***** Provided information

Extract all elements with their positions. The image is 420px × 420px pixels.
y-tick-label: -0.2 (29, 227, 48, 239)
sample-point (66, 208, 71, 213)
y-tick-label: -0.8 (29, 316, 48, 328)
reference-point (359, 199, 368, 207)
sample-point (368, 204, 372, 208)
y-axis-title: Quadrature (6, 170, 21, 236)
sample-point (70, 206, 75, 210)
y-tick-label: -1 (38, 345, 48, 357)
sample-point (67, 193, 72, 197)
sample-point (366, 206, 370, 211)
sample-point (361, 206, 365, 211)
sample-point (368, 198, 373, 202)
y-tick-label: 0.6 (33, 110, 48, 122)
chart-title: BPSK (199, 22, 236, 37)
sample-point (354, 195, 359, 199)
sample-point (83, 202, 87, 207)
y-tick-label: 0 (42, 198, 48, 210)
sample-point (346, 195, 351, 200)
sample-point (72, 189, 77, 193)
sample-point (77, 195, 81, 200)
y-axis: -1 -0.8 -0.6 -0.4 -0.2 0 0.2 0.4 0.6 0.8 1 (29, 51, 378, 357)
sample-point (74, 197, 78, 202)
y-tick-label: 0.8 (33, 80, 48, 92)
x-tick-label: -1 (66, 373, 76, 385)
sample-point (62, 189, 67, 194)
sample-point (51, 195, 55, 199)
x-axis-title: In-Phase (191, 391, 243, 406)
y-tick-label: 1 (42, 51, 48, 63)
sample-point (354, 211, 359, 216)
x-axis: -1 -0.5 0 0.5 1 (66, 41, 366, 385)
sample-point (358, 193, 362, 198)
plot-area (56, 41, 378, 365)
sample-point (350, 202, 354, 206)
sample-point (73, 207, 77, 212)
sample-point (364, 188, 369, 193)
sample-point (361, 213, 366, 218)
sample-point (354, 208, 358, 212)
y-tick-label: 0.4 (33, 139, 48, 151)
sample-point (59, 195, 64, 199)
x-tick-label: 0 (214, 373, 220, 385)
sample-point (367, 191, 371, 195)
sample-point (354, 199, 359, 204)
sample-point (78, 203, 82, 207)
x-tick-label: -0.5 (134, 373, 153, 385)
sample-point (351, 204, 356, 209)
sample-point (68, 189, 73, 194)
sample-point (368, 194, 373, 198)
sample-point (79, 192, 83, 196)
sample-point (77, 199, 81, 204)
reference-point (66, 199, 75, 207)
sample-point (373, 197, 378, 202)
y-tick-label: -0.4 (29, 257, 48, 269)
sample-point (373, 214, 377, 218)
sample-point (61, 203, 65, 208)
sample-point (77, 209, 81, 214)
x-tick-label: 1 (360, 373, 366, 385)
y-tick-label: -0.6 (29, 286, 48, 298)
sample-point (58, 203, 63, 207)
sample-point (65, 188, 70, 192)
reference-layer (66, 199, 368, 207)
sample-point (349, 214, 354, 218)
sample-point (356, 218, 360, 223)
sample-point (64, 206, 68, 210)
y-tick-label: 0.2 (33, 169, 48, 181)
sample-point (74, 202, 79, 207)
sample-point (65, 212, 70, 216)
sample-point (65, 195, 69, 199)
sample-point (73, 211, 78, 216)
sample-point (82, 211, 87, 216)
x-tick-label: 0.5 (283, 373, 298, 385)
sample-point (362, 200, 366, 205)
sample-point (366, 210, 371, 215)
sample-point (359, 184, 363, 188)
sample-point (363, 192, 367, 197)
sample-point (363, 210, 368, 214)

**********

- [Written instruction]
Can you rewrite these lines with every "sample-point" renamed to "data-point" and nothing else changed?

- [Full answer]
Extract all elements with their positions. The image is 420px × 420px pixels.
y-tick-label: -0.2 (29, 227, 48, 239)
data-point (66, 208, 71, 213)
y-tick-label: -0.8 (29, 316, 48, 328)
reference-point (359, 199, 368, 207)
data-point (368, 204, 372, 208)
y-axis-title: Quadrature (6, 170, 21, 236)
data-point (70, 206, 75, 210)
y-tick-label: -1 (38, 345, 48, 357)
data-point (67, 193, 72, 197)
data-point (366, 206, 370, 211)
data-point (361, 206, 365, 211)
data-point (368, 198, 373, 202)
y-tick-label: 0.6 (33, 110, 48, 122)
chart-title: BPSK (199, 22, 236, 37)
data-point (354, 195, 359, 199)
data-point (83, 202, 87, 207)
y-tick-label: 0 (42, 198, 48, 210)
data-point (346, 195, 351, 200)
data-point (72, 189, 77, 193)
data-point (77, 195, 81, 200)
y-axis: -1 -0.8 -0.6 -0.4 -0.2 0 0.2 0.4 0.6 0.8 1 (29, 51, 378, 357)
data-point (74, 197, 78, 202)
y-tick-label: 0.8 (33, 80, 48, 92)
x-tick-label: -1 (66, 373, 76, 385)
data-point (62, 189, 67, 194)
data-point (51, 195, 55, 199)
x-axis-title: In-Phase (191, 391, 243, 406)
y-tick-label: 1 (42, 51, 48, 63)
data-point (354, 211, 359, 216)
x-axis: -1 -0.5 0 0.5 1 (66, 41, 366, 385)
data-point (358, 193, 362, 198)
plot-area (56, 41, 378, 365)
data-point (350, 202, 354, 206)
data-point (73, 207, 77, 212)
data-point (364, 188, 369, 193)
data-point (361, 213, 366, 218)
data-point (354, 208, 358, 212)
y-tick-label: 0.4 (33, 139, 48, 151)
data-point (59, 195, 64, 199)
x-tick-label: 0 (214, 373, 220, 385)
data-point (367, 191, 371, 195)
data-point (354, 199, 359, 204)
data-point (78, 203, 82, 207)
x-tick-label: -0.5 (134, 373, 153, 385)
data-point (351, 204, 356, 209)
data-point (68, 189, 73, 194)
data-point (368, 194, 373, 198)
data-point (79, 192, 83, 196)
data-point (77, 199, 81, 204)
reference-point (66, 199, 75, 207)
data-point (373, 197, 378, 202)
y-tick-label: -0.4 (29, 257, 48, 269)
data-point (373, 214, 377, 218)
data-point (61, 203, 65, 208)
data-point (77, 209, 81, 214)
x-tick-label: 1 (360, 373, 366, 385)
y-tick-label: -0.6 (29, 286, 48, 298)
data-point (58, 203, 63, 207)
data-point (65, 188, 70, 192)
reference-layer (66, 199, 368, 207)
data-point (349, 214, 354, 218)
data-point (356, 218, 360, 223)
data-point (64, 206, 68, 210)
y-tick-label: 0.2 (33, 169, 48, 181)
data-point (74, 202, 79, 207)
data-point (65, 212, 70, 216)
data-point (65, 195, 69, 199)
data-point (73, 211, 78, 216)
data-point (82, 211, 87, 216)
x-tick-label: 0.5 (283, 373, 298, 385)
data-point (362, 200, 366, 205)
data-point (366, 210, 371, 215)
data-point (359, 184, 363, 188)
data-point (363, 192, 367, 197)
data-point (363, 210, 368, 214)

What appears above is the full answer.